課題の指示:
1. コアの素材についての文章から、「そもそも歯が無くなってしまっ」から「それに対して、グラスファイバーの杭は、歯と同じように歪む性質があります。」までの部分を、両端の語句も含めて一字も変えずに書き写しなさい。
2. コアの素材についての文章で紹介されている実験では、グラスファイバーの土台が入った歯はどこで折れたとされているか答えなさい。

演習用テキスト:
******
ファイバーコアとメタルコア

  • 2015.08.27 Thursday
  • 08:19
本ブログでも何回も強調してきたことですが、最近導入したペンタブレットを使って、ファイバーコアとメタルコアの違いを図を描いて説明したいと思います。

コアとはそもそも何なのか?
歯が虫歯などでなくなって、根の治療をした後、歯をたてるために入れる土台のことです。
そもそも歯が無くなってしまったので、上に歯を作るためには根に維持を求めた杭をたてて、上の部分の歯を作っていく必要があります。
コアとは

この杭の部分に使う素材を何にするかというのが本日のお話です。

一般的には、金属を使ったメタルコアや金属のネジピンを樹脂で固めたレジンコアが用いられます。
歯の中に入る杭を金属にした場合どの様な事が起こるのでしょうか?
歯は硬いように見えて力がかかると歪む性質があります。
それに対して中に入った金属の杭は歪まないので応力の差が生じ、根が縦に折れてしまう危険性が高まります。

メタルコアの破折

それに対して、グラスファイバーの杭は、歯と同じように歪む性質があります。
実験データーですが、金属の土台とグラスファイバーの土台が入った歯に側方力をかけ歯が折れるまで加圧すると、金属の土台は100%縦に折れてしまいますがグラスファイバーの土台は100%力がかかったところで折れるとのことです。
******
記録データ:
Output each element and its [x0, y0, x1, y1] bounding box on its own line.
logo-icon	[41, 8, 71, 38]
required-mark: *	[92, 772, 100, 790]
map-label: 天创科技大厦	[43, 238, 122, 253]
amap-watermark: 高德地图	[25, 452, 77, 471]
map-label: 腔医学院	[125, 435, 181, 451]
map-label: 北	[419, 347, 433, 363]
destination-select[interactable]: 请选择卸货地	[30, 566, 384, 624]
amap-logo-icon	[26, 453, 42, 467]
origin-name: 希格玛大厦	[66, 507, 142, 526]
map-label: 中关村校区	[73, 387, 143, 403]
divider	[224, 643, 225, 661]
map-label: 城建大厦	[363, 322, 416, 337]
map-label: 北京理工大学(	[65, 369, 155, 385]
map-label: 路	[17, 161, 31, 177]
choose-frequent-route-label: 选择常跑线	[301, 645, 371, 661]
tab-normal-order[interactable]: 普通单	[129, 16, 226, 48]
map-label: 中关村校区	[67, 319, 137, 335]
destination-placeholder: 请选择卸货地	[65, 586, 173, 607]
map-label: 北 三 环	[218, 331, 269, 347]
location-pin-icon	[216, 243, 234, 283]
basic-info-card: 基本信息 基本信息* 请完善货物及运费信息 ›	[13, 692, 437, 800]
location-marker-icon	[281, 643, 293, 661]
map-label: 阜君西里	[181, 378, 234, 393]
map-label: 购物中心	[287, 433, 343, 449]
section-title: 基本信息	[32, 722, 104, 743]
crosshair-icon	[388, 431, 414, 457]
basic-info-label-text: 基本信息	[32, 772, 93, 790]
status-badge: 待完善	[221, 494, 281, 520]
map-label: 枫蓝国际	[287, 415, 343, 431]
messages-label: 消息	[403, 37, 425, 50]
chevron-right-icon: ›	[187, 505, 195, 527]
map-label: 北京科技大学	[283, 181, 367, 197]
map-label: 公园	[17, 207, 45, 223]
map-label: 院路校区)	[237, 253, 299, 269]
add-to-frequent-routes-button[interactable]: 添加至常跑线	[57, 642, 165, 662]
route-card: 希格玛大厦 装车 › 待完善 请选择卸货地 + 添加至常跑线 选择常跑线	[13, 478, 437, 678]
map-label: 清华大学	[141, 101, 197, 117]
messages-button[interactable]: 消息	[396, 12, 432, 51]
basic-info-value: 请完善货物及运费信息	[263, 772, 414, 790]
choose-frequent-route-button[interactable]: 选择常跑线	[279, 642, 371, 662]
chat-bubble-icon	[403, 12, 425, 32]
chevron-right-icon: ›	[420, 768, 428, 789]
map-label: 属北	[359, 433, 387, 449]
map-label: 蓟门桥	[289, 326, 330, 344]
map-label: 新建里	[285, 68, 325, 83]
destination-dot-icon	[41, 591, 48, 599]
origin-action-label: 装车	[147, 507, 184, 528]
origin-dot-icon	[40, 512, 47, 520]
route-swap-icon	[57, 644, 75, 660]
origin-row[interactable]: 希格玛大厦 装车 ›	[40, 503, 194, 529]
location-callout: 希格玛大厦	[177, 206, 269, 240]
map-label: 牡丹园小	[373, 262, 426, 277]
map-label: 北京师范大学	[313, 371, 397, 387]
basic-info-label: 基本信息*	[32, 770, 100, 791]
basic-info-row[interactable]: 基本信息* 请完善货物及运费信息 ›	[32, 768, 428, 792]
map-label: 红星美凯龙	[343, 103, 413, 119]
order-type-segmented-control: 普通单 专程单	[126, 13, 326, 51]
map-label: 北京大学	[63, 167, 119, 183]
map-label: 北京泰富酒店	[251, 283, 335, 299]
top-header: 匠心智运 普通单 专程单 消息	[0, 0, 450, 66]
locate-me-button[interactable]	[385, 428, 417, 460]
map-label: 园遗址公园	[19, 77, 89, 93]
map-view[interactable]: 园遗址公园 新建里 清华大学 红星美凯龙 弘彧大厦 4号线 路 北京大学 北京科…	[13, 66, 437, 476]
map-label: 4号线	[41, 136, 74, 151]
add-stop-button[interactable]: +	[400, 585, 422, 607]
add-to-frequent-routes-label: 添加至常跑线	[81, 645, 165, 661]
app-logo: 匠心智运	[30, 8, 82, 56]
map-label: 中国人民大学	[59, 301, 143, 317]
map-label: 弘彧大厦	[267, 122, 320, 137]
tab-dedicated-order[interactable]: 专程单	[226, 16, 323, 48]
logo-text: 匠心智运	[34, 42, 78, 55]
******
課題別解答:
1.
そもそも歯が無くなってしまったので、上に歯を作るためには根に維持を求めた杭をたてて、上の部分の歯を作っていく必要があります。
コアとは

この杭の部分に使う素材を何にするかというのが本日のお話です。

一般的には、金属を使ったメタルコアや金属のネジピンを樹脂で固めたレジンコアが用いられます。
歯の中に入る杭を金属にした場合どの様な事が起こるのでしょうか?
歯は硬いように見えて力がかかると歪む性質があります。
それに対して中に入った金属の杭は歪まないので応力の差が生じ、根が縦に折れてしまう危険性が高まります。

メタルコアの破折

それに対して、グラスファイバーの杭は、歯と同じように歪む性質があります。

2. 100%、力がかかったところで折れる。